◆ **What is needed**
Scan the listing and work out how many lines contain the word "compare". Nothing but the number should be given.

◆ **Source records**

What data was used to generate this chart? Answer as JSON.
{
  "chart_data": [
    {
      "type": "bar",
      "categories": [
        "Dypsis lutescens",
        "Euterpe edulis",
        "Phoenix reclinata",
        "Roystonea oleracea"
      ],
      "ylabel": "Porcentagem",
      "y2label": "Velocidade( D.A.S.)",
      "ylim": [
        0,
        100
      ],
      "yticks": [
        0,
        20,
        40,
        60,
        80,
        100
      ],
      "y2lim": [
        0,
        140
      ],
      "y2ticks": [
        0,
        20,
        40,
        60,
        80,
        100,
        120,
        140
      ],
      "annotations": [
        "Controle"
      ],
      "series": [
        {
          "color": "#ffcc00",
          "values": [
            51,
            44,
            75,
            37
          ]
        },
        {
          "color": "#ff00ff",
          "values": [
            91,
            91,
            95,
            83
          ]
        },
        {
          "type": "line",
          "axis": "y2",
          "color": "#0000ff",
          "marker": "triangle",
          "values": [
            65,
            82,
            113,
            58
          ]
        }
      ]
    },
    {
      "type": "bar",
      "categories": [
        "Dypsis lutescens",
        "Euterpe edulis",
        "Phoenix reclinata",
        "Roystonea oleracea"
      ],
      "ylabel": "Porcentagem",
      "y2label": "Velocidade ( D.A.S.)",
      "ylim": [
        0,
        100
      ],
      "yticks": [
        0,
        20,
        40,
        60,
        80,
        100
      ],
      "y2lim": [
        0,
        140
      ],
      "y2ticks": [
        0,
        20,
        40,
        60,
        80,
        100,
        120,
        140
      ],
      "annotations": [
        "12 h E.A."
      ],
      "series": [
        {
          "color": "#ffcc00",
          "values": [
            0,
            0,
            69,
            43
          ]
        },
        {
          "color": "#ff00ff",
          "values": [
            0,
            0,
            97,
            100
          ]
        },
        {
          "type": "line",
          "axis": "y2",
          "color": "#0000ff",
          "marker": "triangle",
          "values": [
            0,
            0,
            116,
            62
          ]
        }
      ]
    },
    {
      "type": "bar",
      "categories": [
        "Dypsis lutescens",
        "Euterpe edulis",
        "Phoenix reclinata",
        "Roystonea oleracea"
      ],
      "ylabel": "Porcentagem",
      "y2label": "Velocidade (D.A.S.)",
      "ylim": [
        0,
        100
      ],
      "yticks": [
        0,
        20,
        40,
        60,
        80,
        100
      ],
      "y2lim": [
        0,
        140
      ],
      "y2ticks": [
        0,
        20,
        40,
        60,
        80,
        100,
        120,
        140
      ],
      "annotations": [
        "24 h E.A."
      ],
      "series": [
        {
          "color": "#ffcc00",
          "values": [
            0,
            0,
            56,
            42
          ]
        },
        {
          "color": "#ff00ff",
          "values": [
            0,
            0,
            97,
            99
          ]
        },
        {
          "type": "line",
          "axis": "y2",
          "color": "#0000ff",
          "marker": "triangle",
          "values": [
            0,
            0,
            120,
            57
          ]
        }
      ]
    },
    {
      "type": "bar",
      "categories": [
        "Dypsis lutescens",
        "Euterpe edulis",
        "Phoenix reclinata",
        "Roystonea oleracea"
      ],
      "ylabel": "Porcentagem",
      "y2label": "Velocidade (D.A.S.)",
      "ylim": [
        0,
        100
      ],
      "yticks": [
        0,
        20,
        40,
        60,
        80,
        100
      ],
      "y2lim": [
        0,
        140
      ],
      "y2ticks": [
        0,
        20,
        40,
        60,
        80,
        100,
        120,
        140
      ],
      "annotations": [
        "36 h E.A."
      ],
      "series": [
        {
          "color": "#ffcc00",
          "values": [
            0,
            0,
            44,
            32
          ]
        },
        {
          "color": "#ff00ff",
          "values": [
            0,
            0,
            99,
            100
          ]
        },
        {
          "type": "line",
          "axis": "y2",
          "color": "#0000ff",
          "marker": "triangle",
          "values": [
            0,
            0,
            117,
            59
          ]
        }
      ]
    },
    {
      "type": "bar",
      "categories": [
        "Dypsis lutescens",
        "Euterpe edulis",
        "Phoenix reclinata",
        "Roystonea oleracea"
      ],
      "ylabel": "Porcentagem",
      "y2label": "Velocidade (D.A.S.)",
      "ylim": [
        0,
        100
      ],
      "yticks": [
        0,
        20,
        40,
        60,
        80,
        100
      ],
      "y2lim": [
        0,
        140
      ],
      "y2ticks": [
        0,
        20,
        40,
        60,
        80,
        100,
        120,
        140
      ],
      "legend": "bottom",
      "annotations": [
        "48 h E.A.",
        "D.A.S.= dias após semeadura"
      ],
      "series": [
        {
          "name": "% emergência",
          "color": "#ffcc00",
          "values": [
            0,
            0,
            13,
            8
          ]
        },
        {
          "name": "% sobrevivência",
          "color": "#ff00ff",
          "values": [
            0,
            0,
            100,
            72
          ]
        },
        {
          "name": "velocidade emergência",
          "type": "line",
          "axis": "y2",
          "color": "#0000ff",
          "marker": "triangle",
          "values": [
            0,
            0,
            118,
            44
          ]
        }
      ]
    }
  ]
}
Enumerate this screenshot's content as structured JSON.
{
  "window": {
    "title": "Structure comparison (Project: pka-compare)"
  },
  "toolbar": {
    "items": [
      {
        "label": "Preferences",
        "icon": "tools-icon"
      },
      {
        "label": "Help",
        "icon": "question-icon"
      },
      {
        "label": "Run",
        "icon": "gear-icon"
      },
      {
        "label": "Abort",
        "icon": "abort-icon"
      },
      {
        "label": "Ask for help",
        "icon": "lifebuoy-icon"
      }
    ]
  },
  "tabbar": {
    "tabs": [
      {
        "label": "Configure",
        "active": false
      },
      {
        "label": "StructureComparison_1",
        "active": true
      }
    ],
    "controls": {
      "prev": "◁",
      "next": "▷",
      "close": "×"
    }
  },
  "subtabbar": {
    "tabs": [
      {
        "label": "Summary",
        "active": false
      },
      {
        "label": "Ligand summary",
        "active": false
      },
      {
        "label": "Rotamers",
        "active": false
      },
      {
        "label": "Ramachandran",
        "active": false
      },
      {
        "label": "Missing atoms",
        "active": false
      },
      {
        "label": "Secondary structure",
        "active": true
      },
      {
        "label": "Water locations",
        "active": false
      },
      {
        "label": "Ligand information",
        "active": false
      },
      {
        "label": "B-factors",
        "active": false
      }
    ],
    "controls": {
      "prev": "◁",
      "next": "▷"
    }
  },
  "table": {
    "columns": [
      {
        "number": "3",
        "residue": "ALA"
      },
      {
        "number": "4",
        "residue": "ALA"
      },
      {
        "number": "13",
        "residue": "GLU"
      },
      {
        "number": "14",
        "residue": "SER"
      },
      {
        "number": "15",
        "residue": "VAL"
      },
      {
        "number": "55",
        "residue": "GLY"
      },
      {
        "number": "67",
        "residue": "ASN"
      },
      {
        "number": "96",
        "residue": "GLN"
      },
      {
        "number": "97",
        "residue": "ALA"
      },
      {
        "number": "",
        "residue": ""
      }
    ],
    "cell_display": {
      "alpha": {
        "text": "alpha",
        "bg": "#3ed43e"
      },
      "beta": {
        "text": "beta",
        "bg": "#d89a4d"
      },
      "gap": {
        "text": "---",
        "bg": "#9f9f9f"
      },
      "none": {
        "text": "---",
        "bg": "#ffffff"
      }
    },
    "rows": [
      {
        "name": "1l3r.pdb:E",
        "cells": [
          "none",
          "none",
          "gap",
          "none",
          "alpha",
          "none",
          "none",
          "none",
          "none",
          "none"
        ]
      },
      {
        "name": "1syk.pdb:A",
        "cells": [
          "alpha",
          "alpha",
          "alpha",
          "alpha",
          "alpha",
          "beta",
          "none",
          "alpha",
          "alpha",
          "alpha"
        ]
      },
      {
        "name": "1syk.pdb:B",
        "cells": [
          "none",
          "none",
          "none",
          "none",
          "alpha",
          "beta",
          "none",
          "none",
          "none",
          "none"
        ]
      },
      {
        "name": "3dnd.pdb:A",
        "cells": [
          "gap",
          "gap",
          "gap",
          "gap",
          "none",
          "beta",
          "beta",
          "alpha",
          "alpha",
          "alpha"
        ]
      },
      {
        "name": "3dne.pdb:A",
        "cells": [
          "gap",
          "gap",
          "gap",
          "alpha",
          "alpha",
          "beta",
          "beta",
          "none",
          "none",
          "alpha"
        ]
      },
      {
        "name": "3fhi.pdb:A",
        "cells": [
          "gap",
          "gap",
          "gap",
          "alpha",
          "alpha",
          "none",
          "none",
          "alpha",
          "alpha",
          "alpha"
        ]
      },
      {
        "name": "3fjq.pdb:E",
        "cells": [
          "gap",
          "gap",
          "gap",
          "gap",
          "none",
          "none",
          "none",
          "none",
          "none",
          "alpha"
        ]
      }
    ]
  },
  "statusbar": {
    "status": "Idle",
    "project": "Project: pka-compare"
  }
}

◆ **Written reply**
2